Instruction:
Look for the word "this" in the entries below, then copy every line that has it.

+++

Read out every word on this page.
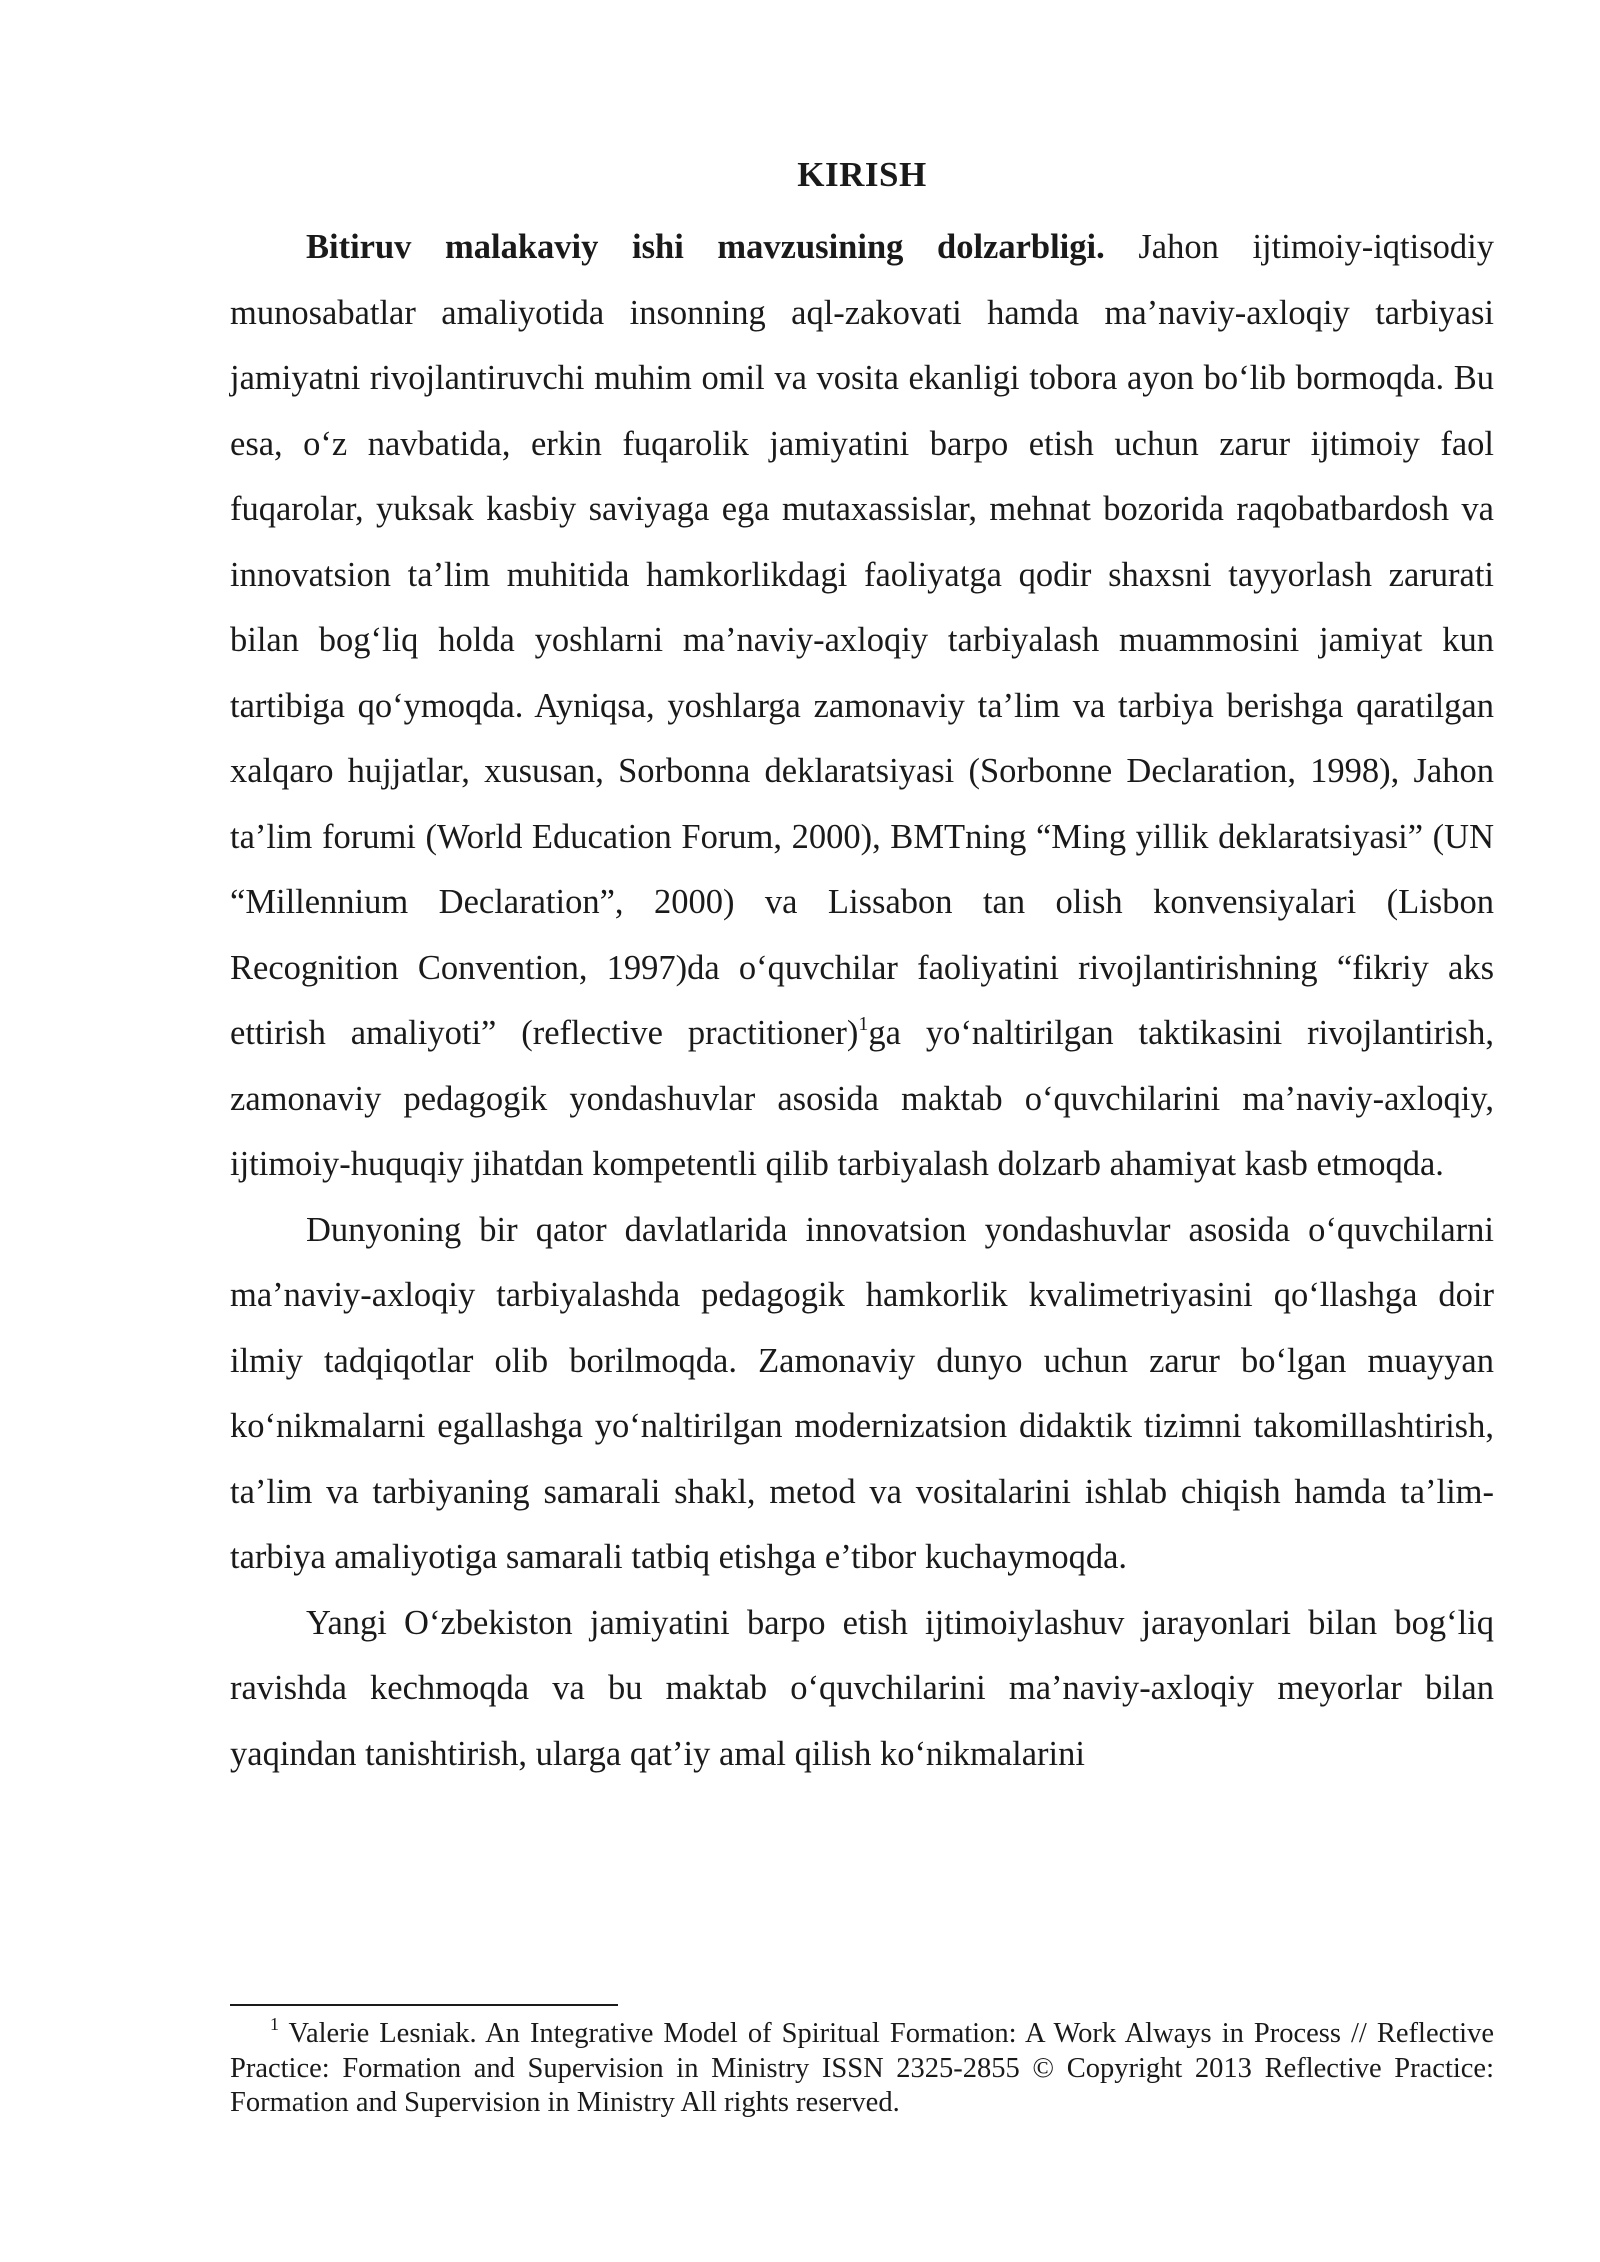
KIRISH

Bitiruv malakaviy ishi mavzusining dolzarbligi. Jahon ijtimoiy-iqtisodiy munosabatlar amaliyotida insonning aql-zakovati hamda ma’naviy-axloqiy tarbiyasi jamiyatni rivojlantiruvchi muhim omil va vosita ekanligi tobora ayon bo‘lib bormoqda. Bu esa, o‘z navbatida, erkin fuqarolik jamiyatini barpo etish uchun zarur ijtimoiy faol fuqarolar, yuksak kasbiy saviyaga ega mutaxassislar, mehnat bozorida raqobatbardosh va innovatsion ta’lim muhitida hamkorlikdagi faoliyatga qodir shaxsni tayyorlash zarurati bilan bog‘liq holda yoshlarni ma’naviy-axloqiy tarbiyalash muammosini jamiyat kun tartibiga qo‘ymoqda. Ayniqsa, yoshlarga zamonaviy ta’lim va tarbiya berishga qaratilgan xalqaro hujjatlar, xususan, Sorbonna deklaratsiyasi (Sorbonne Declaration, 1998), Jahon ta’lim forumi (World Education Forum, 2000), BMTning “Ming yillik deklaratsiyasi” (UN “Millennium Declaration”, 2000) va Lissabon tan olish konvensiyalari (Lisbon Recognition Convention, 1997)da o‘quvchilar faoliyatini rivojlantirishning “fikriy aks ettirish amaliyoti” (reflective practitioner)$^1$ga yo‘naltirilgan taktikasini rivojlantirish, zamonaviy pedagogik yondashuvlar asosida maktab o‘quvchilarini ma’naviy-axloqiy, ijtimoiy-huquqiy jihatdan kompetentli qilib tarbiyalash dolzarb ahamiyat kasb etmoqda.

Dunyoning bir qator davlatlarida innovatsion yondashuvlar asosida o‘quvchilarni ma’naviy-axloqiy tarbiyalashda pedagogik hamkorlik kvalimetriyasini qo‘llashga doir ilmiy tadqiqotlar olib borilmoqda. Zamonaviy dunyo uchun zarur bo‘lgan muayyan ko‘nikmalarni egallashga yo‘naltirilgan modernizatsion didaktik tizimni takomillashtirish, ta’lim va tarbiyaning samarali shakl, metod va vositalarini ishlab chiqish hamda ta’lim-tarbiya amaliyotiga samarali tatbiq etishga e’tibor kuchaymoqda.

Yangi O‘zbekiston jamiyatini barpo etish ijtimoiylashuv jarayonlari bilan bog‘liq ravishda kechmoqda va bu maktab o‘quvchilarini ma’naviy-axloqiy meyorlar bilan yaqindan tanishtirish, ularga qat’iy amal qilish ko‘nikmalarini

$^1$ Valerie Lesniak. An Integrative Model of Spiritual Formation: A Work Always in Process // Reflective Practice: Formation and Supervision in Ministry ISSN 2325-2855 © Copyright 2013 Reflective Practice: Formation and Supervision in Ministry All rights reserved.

+++

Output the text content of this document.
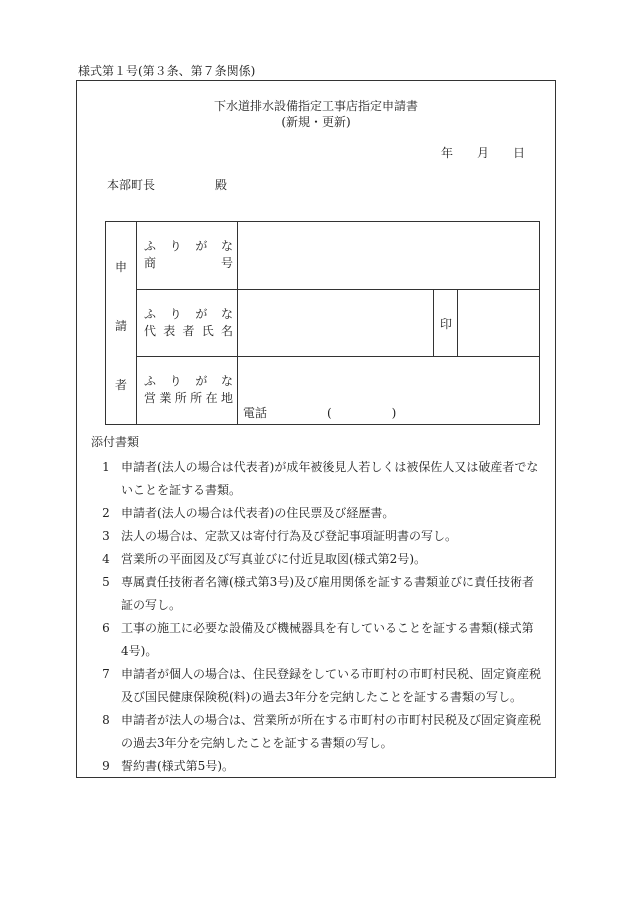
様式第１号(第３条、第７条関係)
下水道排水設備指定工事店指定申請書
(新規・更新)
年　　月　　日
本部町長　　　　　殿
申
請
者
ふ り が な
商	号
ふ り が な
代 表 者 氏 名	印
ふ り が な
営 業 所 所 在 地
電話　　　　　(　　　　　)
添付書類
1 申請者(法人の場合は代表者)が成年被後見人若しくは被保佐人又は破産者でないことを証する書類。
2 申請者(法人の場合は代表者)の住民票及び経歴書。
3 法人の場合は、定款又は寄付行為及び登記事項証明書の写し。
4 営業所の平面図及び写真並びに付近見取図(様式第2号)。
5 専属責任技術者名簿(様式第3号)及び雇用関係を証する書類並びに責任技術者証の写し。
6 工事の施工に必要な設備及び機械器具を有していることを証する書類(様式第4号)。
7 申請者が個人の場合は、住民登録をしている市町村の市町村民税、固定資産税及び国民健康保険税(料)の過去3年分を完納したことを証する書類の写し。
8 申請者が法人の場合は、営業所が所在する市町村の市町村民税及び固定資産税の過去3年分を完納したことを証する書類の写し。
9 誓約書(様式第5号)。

+++

Output below:
Read out every word on this page.
Output the text content of this document.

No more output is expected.